§ GIVEN EXERCISE
The records that follow need to be output exactly as they are.

*** RECORDS

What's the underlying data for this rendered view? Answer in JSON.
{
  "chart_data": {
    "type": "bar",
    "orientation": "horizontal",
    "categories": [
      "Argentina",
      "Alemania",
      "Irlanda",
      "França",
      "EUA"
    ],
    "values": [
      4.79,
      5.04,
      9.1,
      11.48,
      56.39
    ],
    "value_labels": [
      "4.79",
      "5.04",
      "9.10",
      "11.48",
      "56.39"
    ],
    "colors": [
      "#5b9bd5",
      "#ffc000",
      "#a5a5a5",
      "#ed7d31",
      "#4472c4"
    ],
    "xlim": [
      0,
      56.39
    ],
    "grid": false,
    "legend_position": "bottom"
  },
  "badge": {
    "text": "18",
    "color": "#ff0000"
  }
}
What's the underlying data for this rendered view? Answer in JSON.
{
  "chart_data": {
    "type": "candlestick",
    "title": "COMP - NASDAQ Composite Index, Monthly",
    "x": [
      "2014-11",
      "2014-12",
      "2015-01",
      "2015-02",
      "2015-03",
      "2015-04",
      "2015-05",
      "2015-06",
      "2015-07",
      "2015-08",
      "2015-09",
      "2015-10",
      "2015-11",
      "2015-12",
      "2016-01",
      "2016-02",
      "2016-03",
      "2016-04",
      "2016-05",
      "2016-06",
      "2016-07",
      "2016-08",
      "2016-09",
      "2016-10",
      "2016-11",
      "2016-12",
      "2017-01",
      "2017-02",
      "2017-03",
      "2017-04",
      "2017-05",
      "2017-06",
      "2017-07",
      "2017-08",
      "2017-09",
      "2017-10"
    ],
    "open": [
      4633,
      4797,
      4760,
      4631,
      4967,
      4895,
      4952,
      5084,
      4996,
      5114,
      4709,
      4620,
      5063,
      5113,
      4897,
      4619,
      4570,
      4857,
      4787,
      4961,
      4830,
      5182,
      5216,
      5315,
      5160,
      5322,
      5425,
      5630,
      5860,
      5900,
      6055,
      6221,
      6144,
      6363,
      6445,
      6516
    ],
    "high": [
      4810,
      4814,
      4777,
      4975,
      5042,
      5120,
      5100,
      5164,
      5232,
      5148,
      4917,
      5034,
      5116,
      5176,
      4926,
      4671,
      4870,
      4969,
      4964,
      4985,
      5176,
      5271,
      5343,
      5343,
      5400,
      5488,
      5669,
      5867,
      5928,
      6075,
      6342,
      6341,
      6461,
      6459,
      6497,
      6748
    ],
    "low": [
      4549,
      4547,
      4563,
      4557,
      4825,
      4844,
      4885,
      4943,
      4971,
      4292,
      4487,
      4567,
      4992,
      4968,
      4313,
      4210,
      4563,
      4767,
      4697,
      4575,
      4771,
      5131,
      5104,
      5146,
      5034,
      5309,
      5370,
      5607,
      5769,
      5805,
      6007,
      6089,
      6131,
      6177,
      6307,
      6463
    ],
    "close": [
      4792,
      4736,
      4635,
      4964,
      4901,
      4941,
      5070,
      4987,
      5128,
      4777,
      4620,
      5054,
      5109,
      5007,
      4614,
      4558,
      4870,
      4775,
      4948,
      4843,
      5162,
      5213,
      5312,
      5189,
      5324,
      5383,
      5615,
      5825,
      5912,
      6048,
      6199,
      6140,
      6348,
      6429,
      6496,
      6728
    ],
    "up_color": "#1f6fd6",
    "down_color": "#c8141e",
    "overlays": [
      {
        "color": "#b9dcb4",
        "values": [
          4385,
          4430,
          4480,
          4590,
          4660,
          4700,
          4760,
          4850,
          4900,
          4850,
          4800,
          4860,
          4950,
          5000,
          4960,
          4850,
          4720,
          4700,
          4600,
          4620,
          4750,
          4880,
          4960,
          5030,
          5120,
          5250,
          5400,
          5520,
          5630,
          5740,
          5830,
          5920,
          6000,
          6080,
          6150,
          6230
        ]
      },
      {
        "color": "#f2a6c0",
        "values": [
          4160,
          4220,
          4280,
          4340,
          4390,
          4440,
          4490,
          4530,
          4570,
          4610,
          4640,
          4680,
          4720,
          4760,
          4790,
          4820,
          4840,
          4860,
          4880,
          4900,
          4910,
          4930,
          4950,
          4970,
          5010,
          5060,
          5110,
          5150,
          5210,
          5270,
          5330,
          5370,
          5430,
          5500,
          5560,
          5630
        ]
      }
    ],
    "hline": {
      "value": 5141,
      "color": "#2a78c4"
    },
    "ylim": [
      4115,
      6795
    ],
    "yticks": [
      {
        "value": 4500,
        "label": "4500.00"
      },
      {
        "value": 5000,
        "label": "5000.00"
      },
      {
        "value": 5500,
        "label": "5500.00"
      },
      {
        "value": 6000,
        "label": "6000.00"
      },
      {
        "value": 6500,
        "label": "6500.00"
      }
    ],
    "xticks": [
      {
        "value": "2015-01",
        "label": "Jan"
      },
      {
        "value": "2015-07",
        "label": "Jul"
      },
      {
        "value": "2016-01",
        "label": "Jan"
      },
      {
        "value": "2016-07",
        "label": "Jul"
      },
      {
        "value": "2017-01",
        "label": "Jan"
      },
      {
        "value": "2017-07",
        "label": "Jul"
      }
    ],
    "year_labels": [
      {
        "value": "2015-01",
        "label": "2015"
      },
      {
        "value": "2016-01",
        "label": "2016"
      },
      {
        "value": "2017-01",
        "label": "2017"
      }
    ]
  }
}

******

§ THE RESULT
What's the underlying data for this rendered view? Answer in JSON.
{
  "chart_data": {
    "type": "bar",
    "orientation": "horizontal",
    "categories": [
      "Argentina",
      "Alemania",
      "Irlanda",
      "França",
      "EUA"
    ],
    "values": [
      4.79,
      5.04,
      9.1,
      11.48,
      56.39
    ],
    "value_labels": [
      "4.79",
      "5.04",
      "9.10",
      "11.48",
      "56.39"
    ],
    "colors": [
      "#5b9bd5",
      "#ffc000",
      "#a5a5a5",
      "#ed7d31",
      "#4472c4"
    ],
    "xlim": [
      0,
      56.39
    ],
    "grid": false,
    "legend_position": "bottom"
  },
  "badge": {
    "text": "18",
    "color": "#ff0000"
  }
}
What's the underlying data for this rendered view? Answer in JSON.
{
  "chart_data": {
    "type": "candlestick",
    "title": "COMP - NASDAQ Composite Index, Monthly",
    "x": [
      "2014-11",
      "2014-12",
      "2015-01",
      "2015-02",
      "2015-03",
      "2015-04",
      "2015-05",
      "2015-06",
      "2015-07",
      "2015-08",
      "2015-09",
      "2015-10",
      "2015-11",
      "2015-12",
      "2016-01",
      "2016-02",
      "2016-03",
      "2016-04",
      "2016-05",
      "2016-06",
      "2016-07",
      "2016-08",
      "2016-09",
      "2016-10",
      "2016-11",
      "2016-12",
      "2017-01",
      "2017-02",
      "2017-03",
      "2017-04",
      "2017-05",
      "2017-06",
      "2017-07",
      "2017-08",
      "2017-09",
      "2017-10"
    ],
    "open": [
      4633,
      4797,
      4760,
      4631,
      4967,
      4895,
      4952,
      5084,
      4996,
      5114,
      4709,
      4620,
      5063,
      5113,
      4897,
      4619,
      4570,
      4857,
      4787,
      4961,
      4830,
      5182,
      5216,
      5315,
      5160,
      5322,
      5425,
      5630,
      5860,
      5900,
      6055,
      6221,
      6144,
      6363,
      6445,
      6516
    ],
    "high": [
      4810,
      4814,
      4777,
      4975,
      5042,
      5120,
      5100,
      5164,
      5232,
      5148,
      4917,
      5034,
      5116,
      5176,
      4926,
      4671,
      4870,
      4969,
      4964,
      4985,
      5176,
      5271,
      5343,
      5343,
      5400,
      5488,
      5669,
      5867,
      5928,
      6075,
      6342,
      6341,
      6461,
      6459,
      6497,
      6748
    ],
    "low": [
      4549,
      4547,
      4563,
      4557,
      4825,
      4844,
      4885,
      4943,
      4971,
      4292,
      4487,
      4567,
      4992,
      4968,
      4313,
      4210,
      4563,
      4767,
      4697,
      4575,
      4771,
      5131,
      5104,
      5146,
      5034,
      5309,
      5370,
      5607,
      5769,
      5805,
      6007,
      6089,
      6131,
      6177,
      6307,
      6463
    ],
    "close": [
      4792,
      4736,
      4635,
      4964,
      4901,
      4941,
      5070,
      4987,
      5128,
      4777,
      4620,
      5054,
      5109,
      5007,
      4614,
      4558,
      4870,
      4775,
      4948,
      4843,
      5162,
      5213,
      5312,
      5189,
      5324,
      5383,
      5615,
      5825,
      5912,
      6048,
      6199,
      6140,
      6348,
      6429,
      6496,
      6728
    ],
    "up_color": "#1f6fd6",
    "down_color": "#c8141e",
    "overlays": [
      {
        "color": "#b9dcb4",
        "values": [
          4385,
          4430,
          4480,
          4590,
          4660,
          4700,
          4760,
          4850,
          4900,
          4850,
          4800,
          4860,
          4950,
          5000,
          4960,
          4850,
          4720,
          4700,
          4600,
          4620,
          4750,
          4880,
          4960,
          5030,
          5120,
          5250,
          5400,
          5520,
          5630,
          5740,
          5830,
          5920,
          6000,
          6080,
          6150,
          6230
        ]
      },
      {
        "color": "#f2a6c0",
        "values": [
          4160,
          4220,
          4280,
          4340,
          4390,
          4440,
          4490,
          4530,
          4570,
          4610,
          4640,
          4680,
          4720,
          4760,
          4790,
          4820,
          4840,
          4860,
          4880,
          4900,
          4910,
          4930,
          4950,
          4970,
          5010,
          5060,
          5110,
          5150,
          5210,
          5270,
          5330,
          5370,
          5430,
          5500,
          5560,
          5630
        ]
      }
    ],
    "hline": {
      "value": 5141,
      "color": "#2a78c4"
    },
    "ylim": [
      4115,
      6795
    ],
    "yticks": [
      {
        "value": 4500,
        "label": "4500.00"
      },
      {
        "value": 5000,
        "label": "5000.00"
      },
      {
        "value": 5500,
        "label": "5500.00"
      },
      {
        "value": 6000,
        "label": "6000.00"
      },
      {
        "value": 6500,
        "label": "6500.00"
      }
    ],
    "xticks": [
      {
        "value": "2015-01",
        "label": "Jan"
      },
      {
        "value": "2015-07",
        "label": "Jul"
      },
      {
        "value": "2016-01",
        "label": "Jan"
      },
      {
        "value": "2016-07",
        "label": "Jul"
      },
      {
        "value": "2017-01",
        "label": "Jan"
      },
      {
        "value": "2017-07",
        "label": "Jul"
      }
    ],
    "year_labels": [
      {
        "value": "2015-01",
        "label": "2015"
      },
      {
        "value": "2016-01",
        "label": "2016"
      },
      {
        "value": "2017-01",
        "label": "2017"
      }
    ]
  }
}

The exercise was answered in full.